··· Supplied material ···

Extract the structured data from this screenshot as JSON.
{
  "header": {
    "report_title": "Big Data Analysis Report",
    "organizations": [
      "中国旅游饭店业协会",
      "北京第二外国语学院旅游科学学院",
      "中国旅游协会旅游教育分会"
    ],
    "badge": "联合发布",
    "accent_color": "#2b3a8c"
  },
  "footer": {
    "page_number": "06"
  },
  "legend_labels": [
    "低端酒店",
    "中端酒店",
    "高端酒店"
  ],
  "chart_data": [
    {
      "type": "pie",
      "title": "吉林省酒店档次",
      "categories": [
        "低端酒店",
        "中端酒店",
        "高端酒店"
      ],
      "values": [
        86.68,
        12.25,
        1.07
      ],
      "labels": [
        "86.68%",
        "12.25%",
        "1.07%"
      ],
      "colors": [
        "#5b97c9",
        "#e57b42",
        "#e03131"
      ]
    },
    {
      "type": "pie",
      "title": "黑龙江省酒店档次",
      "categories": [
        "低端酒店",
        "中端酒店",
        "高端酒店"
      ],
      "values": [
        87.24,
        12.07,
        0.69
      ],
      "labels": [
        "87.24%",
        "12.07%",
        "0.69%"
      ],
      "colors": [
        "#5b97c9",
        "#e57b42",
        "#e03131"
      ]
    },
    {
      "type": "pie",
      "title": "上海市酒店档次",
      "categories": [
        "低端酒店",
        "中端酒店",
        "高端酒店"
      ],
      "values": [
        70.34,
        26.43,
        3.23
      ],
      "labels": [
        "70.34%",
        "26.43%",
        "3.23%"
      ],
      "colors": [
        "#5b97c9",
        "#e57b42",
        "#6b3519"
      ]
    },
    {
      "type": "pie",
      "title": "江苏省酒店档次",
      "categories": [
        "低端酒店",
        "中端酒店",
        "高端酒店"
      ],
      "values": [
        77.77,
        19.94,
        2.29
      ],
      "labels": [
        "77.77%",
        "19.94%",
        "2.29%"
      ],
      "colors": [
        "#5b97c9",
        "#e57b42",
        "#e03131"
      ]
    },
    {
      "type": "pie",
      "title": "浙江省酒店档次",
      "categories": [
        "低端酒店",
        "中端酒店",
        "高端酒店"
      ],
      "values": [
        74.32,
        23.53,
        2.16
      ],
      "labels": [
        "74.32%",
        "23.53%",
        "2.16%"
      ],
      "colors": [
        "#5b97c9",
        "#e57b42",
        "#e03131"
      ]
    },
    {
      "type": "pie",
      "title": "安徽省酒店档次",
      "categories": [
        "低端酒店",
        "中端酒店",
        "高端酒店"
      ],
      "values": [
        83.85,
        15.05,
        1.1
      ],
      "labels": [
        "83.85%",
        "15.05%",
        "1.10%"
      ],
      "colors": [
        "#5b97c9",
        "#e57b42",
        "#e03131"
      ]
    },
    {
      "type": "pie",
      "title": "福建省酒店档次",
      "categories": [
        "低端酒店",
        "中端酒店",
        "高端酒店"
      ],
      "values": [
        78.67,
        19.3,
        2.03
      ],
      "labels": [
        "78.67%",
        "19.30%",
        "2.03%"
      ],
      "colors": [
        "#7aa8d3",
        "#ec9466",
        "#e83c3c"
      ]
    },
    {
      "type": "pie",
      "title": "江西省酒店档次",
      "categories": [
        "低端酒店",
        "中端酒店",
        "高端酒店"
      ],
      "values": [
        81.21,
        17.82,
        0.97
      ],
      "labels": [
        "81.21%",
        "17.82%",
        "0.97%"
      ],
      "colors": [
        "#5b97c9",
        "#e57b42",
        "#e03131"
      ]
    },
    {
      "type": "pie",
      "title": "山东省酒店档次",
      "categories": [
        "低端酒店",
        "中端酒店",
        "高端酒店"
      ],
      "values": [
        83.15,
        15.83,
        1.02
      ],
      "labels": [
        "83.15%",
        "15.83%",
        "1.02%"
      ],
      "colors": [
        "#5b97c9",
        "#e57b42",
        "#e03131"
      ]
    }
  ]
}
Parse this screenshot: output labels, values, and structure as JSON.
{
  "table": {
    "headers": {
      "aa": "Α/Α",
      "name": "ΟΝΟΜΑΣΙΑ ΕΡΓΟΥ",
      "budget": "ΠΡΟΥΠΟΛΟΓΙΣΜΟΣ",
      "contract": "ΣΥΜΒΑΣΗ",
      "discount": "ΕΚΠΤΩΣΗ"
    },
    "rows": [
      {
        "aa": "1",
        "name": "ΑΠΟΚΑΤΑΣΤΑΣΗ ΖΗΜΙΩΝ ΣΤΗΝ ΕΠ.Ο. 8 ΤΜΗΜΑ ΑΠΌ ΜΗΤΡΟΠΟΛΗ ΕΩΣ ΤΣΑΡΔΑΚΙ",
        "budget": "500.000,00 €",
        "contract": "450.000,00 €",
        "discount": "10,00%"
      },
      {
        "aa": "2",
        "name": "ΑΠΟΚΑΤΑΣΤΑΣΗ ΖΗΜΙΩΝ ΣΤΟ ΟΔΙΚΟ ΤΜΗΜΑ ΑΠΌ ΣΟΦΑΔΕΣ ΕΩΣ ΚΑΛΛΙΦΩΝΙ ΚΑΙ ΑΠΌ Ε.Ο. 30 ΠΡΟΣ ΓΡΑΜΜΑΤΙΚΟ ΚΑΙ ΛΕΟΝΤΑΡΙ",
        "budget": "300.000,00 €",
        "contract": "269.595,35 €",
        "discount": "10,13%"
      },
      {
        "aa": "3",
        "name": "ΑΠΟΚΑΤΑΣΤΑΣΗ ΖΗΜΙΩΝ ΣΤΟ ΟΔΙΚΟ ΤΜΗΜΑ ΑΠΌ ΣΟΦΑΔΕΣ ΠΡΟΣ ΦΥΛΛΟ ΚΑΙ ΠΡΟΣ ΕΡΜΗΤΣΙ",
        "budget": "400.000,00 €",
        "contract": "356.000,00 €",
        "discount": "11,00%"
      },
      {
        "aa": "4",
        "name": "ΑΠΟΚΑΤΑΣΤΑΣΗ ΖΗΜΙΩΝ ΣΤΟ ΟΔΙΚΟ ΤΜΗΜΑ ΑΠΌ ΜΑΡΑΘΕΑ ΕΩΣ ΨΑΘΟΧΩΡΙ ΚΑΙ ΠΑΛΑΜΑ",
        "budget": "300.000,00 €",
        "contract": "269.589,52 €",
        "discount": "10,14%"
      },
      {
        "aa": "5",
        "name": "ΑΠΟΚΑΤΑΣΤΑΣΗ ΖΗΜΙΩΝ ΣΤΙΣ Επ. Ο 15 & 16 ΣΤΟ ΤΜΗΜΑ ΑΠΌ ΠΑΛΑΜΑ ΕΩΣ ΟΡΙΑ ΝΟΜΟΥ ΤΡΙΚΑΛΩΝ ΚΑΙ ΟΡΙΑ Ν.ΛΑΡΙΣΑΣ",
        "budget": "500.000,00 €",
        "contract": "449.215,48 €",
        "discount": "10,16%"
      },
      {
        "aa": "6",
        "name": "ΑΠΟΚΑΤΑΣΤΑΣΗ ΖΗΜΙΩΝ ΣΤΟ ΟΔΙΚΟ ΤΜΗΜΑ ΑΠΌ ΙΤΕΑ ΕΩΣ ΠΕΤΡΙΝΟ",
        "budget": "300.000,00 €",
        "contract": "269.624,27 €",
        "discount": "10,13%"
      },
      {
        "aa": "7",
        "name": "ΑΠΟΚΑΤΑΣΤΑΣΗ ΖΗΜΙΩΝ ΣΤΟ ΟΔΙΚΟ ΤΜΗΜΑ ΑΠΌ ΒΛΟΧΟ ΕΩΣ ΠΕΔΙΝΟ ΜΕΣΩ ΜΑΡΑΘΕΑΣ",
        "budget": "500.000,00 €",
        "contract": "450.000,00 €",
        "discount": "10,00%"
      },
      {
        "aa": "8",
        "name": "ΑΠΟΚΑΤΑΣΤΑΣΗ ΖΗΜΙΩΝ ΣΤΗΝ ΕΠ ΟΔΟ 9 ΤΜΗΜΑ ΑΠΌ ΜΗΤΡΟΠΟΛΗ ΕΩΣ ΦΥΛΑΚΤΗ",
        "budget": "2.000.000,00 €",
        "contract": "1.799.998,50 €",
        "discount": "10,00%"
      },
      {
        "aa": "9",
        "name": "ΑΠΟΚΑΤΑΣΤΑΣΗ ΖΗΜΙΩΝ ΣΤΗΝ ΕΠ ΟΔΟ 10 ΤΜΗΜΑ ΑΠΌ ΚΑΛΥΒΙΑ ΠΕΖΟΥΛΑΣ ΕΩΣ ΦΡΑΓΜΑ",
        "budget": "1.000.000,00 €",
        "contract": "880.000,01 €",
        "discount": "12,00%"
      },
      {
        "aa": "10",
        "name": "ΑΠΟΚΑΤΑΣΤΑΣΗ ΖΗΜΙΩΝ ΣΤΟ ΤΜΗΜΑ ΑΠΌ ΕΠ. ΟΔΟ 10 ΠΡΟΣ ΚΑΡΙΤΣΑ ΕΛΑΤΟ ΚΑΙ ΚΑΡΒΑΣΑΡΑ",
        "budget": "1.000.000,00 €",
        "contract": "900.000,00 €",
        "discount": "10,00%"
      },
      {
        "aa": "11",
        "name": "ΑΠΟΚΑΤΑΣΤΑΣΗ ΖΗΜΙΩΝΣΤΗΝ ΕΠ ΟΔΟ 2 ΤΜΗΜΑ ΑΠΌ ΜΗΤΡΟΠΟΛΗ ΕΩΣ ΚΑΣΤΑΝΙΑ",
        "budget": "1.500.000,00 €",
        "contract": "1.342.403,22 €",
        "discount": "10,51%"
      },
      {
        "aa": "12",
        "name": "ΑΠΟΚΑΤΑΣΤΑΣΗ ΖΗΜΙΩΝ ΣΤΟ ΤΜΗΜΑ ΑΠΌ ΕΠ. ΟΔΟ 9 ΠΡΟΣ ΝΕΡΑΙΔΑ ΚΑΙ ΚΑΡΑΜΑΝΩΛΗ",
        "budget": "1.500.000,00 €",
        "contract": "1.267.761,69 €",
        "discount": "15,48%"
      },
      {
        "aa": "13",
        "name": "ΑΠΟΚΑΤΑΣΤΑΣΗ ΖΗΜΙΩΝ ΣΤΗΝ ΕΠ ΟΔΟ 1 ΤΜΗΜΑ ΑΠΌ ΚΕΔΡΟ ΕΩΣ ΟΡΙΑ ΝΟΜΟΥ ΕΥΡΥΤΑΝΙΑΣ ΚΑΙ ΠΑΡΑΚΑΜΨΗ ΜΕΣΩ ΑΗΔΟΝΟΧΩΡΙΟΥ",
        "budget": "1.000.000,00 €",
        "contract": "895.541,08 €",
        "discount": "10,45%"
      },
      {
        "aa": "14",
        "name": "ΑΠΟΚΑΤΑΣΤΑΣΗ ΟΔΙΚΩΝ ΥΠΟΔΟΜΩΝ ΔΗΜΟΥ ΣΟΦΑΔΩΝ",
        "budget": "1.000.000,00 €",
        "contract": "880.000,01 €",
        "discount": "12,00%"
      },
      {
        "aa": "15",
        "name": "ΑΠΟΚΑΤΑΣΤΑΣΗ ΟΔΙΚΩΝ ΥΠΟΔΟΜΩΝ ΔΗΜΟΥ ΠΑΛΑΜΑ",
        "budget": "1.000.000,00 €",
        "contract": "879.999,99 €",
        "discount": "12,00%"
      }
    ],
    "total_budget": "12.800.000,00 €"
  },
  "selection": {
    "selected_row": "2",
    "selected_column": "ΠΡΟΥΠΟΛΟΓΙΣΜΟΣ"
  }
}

···

Stated goal |
Check each line of the records above for the string "ΠΑΛΑΜΑ", and report every line that has it.

Correct output |
        "name": "ΑΠΟΚΑΤΑΣΤΑΣΗ ΖΗΜΙΩΝ ΣΤΟ ΟΔΙΚΟ ΤΜΗΜΑ ΑΠΌ ΜΑΡΑΘΕΑ ΕΩΣ ΨΑΘΟΧΩΡΙ ΚΑΙ ΠΑΛΑΜΑ",
        "name": "ΑΠΟΚΑΤΑΣΤΑΣΗ ΖΗΜΙΩΝ ΣΤΙΣ Επ. Ο 15 & 16 ΣΤΟ ΤΜΗΜΑ ΑΠΌ ΠΑΛΑΜΑ ΕΩΣ ΟΡΙΑ ΝΟΜΟΥ ΤΡΙΚΑΛΩΝ ΚΑΙ ΟΡΙΑ Ν.ΛΑΡΙΣΑΣ",
        "name": "ΑΠΟΚΑΤΑΣΤΑΣΗ ΟΔΙΚΩΝ ΥΠΟΔΟΜΩΝ ΔΗΜΟΥ ΠΑΛΑΜΑ",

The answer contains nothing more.